- [What you need to do]:
Print each line of the listing once more, precisely as given.

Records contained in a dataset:
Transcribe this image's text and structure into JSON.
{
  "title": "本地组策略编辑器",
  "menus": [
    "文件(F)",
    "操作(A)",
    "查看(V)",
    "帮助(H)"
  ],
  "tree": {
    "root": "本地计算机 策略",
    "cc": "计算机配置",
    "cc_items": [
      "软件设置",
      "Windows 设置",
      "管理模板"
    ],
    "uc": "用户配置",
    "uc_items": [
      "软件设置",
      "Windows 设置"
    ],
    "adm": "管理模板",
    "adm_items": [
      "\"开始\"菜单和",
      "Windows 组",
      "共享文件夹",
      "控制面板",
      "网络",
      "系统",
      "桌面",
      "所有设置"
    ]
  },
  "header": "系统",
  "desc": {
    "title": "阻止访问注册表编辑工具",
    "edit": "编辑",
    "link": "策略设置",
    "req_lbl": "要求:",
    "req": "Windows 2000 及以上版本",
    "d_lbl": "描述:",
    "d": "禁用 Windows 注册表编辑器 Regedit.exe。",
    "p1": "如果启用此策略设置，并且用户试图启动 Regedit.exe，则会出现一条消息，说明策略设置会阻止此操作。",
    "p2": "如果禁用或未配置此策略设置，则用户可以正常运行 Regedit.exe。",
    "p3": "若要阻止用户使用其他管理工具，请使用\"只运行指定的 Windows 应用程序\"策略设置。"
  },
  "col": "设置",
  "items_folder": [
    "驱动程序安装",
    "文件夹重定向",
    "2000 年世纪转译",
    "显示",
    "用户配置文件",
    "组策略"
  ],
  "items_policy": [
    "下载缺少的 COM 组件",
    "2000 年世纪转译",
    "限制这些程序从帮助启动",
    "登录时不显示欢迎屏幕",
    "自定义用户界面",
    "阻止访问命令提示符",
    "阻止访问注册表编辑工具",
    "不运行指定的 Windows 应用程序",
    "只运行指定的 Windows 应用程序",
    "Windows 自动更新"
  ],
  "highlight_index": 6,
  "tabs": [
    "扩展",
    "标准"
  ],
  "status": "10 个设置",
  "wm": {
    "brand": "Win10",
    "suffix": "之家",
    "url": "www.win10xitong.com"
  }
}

- [Written answer]:
Transcribe this image's text and structure into JSON.
{
  "title": "本地组策略编辑器",
  "menus": [
    "文件(F)",
    "操作(A)",
    "查看(V)",
    "帮助(H)"
  ],
  "tree": {
    "root": "本地计算机 策略",
    "cc": "计算机配置",
    "cc_items": [
      "软件设置",
      "Windows 设置",
      "管理模板"
    ],
    "uc": "用户配置",
    "uc_items": [
      "软件设置",
      "Windows 设置"
    ],
    "adm": "管理模板",
    "adm_items": [
      "\"开始\"菜单和",
      "Windows 组",
      "共享文件夹",
      "控制面板",
      "网络",
      "系统",
      "桌面",
      "所有设置"
    ]
  },
  "header": "系统",
  "desc": {
    "title": "阻止访问注册表编辑工具",
    "edit": "编辑",
    "link": "策略设置",
    "req_lbl": "要求:",
    "req": "Windows 2000 及以上版本",
    "d_lbl": "描述:",
    "d": "禁用 Windows 注册表编辑器 Regedit.exe。",
    "p1": "如果启用此策略设置，并且用户试图启动 Regedit.exe，则会出现一条消息，说明策略设置会阻止此操作。",
    "p2": "如果禁用或未配置此策略设置，则用户可以正常运行 Regedit.exe。",
    "p3": "若要阻止用户使用其他管理工具，请使用\"只运行指定的 Windows 应用程序\"策略设置。"
  },
  "col": "设置",
  "items_folder": [
    "驱动程序安装",
    "文件夹重定向",
    "2000 年世纪转译",
    "显示",
    "用户配置文件",
    "组策略"
  ],
  "items_policy": [
    "下载缺少的 COM 组件",
    "2000 年世纪转译",
    "限制这些程序从帮助启动",
    "登录时不显示欢迎屏幕",
    "自定义用户界面",
    "阻止访问命令提示符",
    "阻止访问注册表编辑工具",
    "不运行指定的 Windows 应用程序",
    "只运行指定的 Windows 应用程序",
    "Windows 自动更新"
  ],
  "highlight_index": 6,
  "tabs": [
    "扩展",
    "标准"
  ],
  "status": "10 个设置",
  "wm": {
    "brand": "Win10",
    "suffix": "之家",
    "url": "www.win10xitong.com"
  }
}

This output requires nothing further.